Stated goal:
Without the images, print all the entries below exactly as given.

Saved entries:
>> begin

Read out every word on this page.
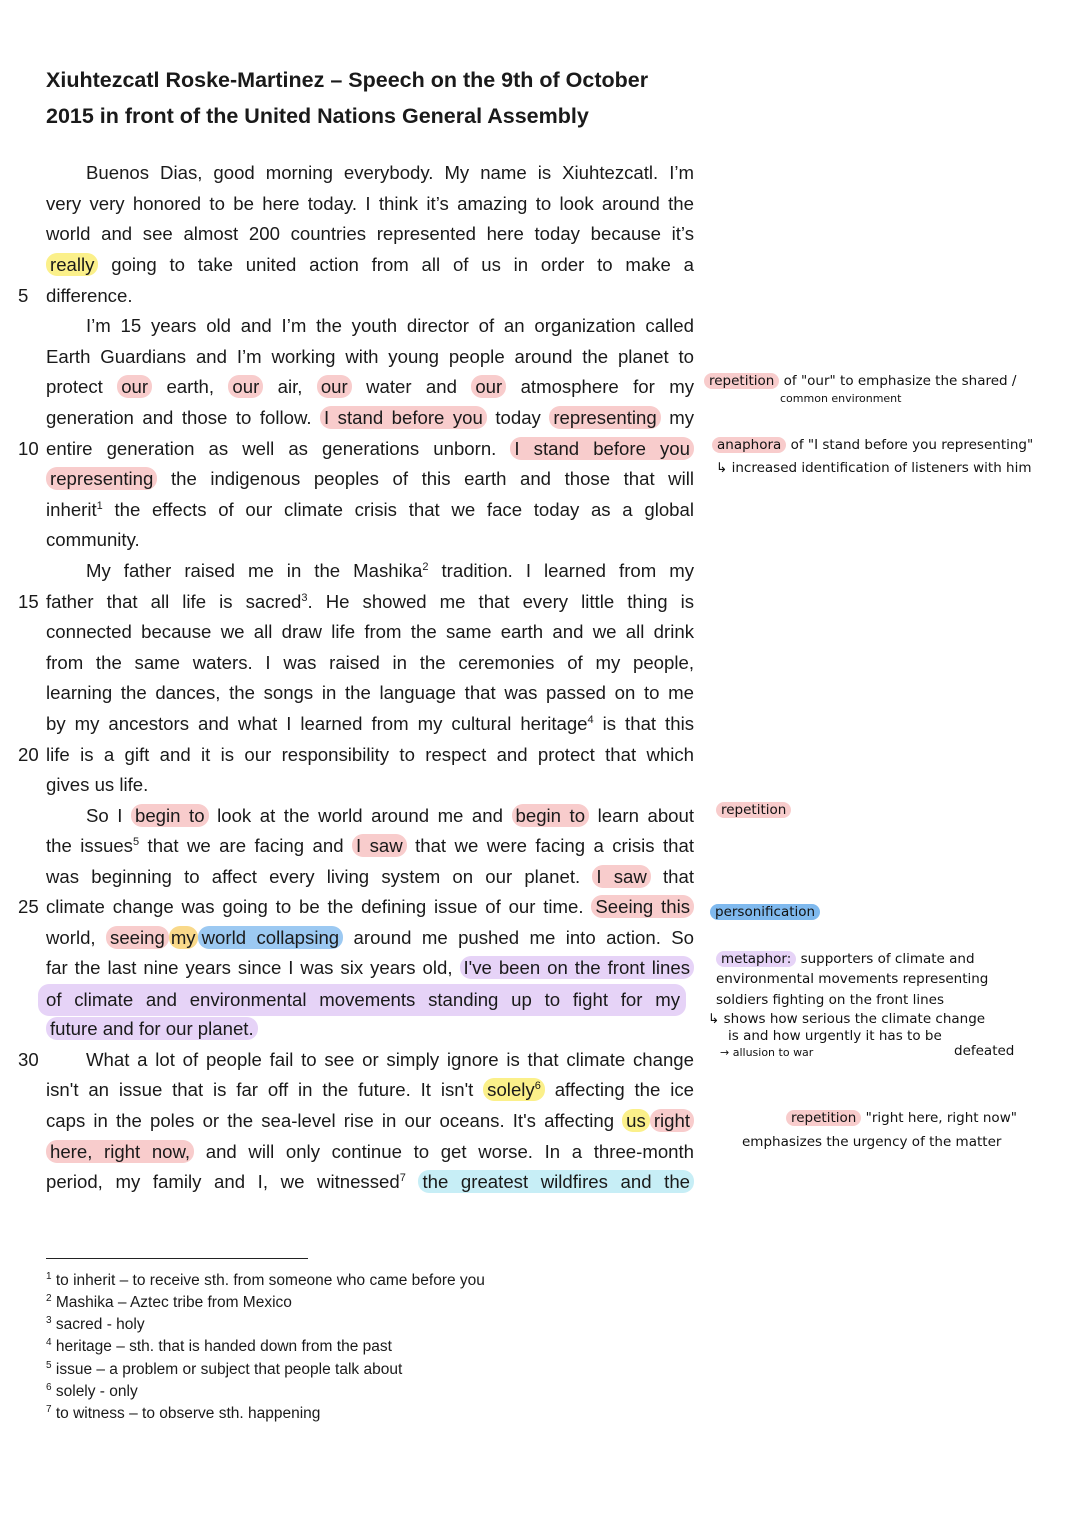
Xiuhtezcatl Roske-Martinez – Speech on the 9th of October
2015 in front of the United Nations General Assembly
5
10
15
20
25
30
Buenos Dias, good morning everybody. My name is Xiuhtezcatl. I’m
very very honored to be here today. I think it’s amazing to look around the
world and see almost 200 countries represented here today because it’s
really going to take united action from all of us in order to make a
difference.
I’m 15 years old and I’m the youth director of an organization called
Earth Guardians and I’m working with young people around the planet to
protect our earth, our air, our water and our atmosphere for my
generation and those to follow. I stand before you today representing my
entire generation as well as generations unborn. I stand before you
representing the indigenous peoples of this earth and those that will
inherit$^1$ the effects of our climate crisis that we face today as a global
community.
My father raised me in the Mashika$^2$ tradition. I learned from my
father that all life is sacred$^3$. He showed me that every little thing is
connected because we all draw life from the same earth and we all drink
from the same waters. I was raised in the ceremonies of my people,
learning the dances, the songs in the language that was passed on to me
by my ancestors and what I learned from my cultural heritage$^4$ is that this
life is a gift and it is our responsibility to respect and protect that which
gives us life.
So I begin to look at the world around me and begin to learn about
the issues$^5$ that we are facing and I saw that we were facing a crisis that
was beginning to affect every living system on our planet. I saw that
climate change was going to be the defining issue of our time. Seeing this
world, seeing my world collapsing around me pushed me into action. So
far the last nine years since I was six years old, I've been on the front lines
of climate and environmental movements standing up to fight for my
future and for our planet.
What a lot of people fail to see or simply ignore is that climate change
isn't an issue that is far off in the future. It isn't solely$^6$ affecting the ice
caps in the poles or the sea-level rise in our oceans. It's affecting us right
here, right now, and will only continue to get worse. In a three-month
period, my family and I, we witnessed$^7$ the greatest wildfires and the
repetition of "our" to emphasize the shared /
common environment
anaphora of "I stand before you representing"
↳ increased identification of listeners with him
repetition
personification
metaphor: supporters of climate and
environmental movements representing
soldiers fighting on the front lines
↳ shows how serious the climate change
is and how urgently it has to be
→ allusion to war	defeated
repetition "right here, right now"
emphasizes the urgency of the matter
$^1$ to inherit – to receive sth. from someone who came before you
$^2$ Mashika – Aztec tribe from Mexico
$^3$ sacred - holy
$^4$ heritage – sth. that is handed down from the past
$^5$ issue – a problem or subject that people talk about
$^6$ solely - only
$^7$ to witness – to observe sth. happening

>> end

Response to the exercise:
Read out every word on this page.
Xiuhtezcatl Roske-Martinez – Speech on the 9th of October
2015 in front of the United Nations General Assembly
5
10
15
20
25
30
Buenos Dias, good morning everybody. My name is Xiuhtezcatl. I’m
very very honored to be here today. I think it’s amazing to look around the
world and see almost 200 countries represented here today because it’s
really going to take united action from all of us in order to make a
difference.
I’m 15 years old and I’m the youth director of an organization called
Earth Guardians and I’m working with young people around the planet to
protect our earth, our air, our water and our atmosphere for my
generation and those to follow. I stand before you today representing my
entire generation as well as generations unborn. I stand before you
representing the indigenous peoples of this earth and those that will
inherit$^1$ the effects of our climate crisis that we face today as a global
community.
My father raised me in the Mashika$^2$ tradition. I learned from my
father that all life is sacred$^3$. He showed me that every little thing is
connected because we all draw life from the same earth and we all drink
from the same waters. I was raised in the ceremonies of my people,
learning the dances, the songs in the language that was passed on to me
by my ancestors and what I learned from my cultural heritage$^4$ is that this
life is a gift and it is our responsibility to respect and protect that which
gives us life.
So I begin to look at the world around me and begin to learn about
the issues$^5$ that we are facing and I saw that we were facing a crisis that
was beginning to affect every living system on our planet. I saw that
climate change was going to be the defining issue of our time. Seeing this
world, seeing my world collapsing around me pushed me into action. So
far the last nine years since I was six years old, I've been on the front lines
of climate and environmental movements standing up to fight for my
future and for our planet.
What a lot of people fail to see or simply ignore is that climate change
isn't an issue that is far off in the future. It isn't solely$^6$ affecting the ice
caps in the poles or the sea-level rise in our oceans. It's affecting us right
here, right now, and will only continue to get worse. In a three-month
period, my family and I, we witnessed$^7$ the greatest wildfires and the
repetition of "our" to emphasize the shared /
common environment
anaphora of "I stand before you representing"
↳ increased identification of listeners with him
repetition
personification
metaphor: supporters of climate and
environmental movements representing
soldiers fighting on the front lines
↳ shows how serious the climate change
is and how urgently it has to be
→ allusion to war	defeated
repetition "right here, right now"
emphasizes the urgency of the matter
$^1$ to inherit – to receive sth. from someone who came before you
$^2$ Mashika – Aztec tribe from Mexico
$^3$ sacred - holy
$^4$ heritage – sth. that is handed down from the past
$^5$ issue – a problem or subject that people talk about
$^6$ solely - only
$^7$ to witness – to observe sth. happening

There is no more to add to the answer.